RECORDS TO PROCESS:
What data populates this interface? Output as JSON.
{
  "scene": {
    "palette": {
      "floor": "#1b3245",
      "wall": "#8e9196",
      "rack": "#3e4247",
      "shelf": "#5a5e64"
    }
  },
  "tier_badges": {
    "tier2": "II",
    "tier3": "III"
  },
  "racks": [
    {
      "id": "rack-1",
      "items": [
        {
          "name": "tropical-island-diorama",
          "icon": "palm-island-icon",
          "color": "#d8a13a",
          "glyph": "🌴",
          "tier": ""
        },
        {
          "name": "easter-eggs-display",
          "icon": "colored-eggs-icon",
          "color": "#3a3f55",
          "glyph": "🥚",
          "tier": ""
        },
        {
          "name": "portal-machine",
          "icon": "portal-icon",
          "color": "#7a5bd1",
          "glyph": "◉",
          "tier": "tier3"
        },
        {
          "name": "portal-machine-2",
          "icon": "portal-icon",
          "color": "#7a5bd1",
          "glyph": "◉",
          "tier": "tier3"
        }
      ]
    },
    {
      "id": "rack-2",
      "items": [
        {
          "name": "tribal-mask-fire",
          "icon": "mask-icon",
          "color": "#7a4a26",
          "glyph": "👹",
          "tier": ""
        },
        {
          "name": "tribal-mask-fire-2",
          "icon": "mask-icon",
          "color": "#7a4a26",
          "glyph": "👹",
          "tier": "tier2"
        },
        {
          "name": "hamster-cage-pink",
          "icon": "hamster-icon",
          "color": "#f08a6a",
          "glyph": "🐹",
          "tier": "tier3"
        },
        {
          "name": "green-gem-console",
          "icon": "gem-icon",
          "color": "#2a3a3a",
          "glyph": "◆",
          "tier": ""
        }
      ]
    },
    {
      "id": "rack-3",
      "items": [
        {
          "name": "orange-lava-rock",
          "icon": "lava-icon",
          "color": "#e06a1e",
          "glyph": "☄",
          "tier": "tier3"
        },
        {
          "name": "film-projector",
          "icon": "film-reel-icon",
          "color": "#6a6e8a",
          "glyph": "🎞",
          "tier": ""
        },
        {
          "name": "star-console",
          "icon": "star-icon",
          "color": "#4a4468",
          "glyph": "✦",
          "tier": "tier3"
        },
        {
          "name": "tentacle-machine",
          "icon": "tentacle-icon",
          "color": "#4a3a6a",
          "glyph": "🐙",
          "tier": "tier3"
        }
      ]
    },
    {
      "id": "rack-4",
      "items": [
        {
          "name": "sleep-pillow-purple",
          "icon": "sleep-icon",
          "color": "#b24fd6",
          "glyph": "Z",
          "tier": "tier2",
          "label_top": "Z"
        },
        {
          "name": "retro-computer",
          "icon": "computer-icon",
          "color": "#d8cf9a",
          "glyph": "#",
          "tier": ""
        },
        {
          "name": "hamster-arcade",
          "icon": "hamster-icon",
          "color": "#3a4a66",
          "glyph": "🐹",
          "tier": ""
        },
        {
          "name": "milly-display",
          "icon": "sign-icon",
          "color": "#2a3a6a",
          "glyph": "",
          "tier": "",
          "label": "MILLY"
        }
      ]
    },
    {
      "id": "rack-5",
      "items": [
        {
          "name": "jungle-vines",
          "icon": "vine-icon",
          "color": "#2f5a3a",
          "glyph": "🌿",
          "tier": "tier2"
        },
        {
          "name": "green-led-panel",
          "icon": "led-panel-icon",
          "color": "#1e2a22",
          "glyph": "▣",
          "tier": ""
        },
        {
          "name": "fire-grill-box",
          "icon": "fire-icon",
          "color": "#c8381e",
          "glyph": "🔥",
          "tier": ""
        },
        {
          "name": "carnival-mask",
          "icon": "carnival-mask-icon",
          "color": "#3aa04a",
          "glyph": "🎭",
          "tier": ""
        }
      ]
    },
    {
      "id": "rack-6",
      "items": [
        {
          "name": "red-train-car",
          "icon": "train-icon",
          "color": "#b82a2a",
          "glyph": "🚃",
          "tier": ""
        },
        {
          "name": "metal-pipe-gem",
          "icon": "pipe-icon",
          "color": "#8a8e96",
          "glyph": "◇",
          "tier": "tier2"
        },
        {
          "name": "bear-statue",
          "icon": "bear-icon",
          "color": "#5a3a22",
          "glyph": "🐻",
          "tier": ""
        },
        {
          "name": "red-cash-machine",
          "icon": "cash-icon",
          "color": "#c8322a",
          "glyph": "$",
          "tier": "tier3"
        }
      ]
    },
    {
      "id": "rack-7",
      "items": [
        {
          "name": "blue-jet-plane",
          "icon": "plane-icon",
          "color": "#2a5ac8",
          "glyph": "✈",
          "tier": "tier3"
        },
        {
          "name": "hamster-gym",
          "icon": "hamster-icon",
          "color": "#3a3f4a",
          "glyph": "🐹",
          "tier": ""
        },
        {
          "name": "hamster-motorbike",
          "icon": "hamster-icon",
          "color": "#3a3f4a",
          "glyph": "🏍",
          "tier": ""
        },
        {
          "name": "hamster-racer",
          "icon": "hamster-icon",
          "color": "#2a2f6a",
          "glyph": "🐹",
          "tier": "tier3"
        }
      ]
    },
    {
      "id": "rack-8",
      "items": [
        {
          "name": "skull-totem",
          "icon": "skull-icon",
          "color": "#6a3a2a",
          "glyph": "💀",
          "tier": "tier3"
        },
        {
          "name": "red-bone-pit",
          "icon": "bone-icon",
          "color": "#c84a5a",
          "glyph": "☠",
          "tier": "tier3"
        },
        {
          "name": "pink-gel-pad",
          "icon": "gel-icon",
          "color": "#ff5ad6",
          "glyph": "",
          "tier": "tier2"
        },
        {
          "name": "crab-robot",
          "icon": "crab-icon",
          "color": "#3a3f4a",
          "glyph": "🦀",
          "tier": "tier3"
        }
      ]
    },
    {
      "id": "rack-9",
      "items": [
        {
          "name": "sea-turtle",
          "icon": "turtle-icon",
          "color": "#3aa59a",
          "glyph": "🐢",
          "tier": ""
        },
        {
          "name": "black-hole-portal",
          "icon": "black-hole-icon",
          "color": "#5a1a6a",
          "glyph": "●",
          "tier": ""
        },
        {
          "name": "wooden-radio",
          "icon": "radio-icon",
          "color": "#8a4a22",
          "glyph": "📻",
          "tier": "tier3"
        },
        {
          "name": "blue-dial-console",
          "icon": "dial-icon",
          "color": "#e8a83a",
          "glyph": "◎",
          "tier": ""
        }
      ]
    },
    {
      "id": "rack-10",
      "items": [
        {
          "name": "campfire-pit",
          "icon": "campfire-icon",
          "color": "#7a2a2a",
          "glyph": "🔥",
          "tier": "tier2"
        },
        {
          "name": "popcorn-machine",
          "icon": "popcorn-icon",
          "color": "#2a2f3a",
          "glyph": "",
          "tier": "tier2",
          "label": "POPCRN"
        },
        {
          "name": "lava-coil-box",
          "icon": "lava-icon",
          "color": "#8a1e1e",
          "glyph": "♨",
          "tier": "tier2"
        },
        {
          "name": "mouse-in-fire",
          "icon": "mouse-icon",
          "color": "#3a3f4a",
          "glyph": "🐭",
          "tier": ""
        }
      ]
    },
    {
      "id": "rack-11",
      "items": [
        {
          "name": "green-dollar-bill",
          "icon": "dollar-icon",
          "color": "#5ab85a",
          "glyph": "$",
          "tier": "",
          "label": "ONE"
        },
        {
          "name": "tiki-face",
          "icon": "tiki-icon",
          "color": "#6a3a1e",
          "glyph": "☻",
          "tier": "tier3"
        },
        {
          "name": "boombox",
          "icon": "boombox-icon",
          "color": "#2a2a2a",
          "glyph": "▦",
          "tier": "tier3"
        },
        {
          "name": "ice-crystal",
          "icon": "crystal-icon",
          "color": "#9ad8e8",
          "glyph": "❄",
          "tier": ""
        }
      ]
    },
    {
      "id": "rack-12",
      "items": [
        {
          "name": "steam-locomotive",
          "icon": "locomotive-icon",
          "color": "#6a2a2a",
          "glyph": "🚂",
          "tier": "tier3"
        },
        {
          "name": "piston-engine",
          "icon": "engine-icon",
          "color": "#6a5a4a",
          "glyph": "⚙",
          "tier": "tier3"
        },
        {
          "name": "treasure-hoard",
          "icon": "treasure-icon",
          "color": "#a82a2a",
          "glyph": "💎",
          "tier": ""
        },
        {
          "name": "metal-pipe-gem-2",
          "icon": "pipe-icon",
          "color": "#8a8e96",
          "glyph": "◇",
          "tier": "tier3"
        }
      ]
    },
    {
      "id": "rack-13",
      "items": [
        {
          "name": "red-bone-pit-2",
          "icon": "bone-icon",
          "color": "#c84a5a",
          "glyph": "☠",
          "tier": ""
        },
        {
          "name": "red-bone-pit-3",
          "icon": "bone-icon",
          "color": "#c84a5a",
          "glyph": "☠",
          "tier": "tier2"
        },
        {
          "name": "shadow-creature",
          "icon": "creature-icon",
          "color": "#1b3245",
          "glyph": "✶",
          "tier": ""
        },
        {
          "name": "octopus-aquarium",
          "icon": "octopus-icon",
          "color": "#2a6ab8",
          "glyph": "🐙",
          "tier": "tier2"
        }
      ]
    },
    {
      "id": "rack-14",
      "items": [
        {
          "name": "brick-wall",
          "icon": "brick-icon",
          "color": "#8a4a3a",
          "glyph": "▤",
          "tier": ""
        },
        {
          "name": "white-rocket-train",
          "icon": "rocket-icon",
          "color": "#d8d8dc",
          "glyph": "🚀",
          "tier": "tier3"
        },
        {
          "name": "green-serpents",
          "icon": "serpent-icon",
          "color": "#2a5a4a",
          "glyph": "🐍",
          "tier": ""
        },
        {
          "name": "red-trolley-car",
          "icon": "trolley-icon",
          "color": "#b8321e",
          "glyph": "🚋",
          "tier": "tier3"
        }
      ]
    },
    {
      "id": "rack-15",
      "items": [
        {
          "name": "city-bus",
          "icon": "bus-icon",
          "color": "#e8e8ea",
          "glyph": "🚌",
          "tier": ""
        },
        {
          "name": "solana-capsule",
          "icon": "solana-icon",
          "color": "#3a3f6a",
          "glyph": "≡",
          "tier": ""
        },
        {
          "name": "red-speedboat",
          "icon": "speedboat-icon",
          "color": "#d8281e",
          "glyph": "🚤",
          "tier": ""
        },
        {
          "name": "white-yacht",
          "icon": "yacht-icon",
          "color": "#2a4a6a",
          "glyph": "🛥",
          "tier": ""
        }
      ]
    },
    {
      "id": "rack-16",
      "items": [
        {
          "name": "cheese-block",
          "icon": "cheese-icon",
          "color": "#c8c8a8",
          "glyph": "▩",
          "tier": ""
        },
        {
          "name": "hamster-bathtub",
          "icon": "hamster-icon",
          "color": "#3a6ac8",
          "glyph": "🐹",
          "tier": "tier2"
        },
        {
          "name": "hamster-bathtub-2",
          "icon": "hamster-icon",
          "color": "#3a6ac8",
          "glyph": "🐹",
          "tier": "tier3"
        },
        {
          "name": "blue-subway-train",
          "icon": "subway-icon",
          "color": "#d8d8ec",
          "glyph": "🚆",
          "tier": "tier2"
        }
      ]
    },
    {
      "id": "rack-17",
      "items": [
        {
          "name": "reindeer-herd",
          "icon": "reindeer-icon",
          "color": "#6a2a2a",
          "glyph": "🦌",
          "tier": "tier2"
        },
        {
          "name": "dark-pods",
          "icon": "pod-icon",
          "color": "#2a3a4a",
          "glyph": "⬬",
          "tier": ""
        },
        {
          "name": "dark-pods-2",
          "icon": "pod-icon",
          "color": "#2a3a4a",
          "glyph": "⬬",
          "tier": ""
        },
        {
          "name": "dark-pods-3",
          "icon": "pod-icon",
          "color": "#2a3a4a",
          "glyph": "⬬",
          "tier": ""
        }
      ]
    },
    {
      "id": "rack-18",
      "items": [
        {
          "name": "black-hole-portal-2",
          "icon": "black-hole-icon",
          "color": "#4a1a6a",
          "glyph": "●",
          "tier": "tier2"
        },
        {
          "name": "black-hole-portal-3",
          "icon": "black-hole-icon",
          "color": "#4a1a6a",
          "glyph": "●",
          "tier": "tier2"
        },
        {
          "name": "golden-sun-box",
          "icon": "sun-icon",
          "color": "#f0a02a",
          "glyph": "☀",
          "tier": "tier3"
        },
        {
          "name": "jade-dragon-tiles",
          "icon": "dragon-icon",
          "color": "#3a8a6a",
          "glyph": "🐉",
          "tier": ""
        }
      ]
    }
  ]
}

SHORT EXERCISE:
Copy each line of the records containing the string "engine".

WORKED SOLUTION:
          "name": "piston-engine",
          "icon": "engine-icon",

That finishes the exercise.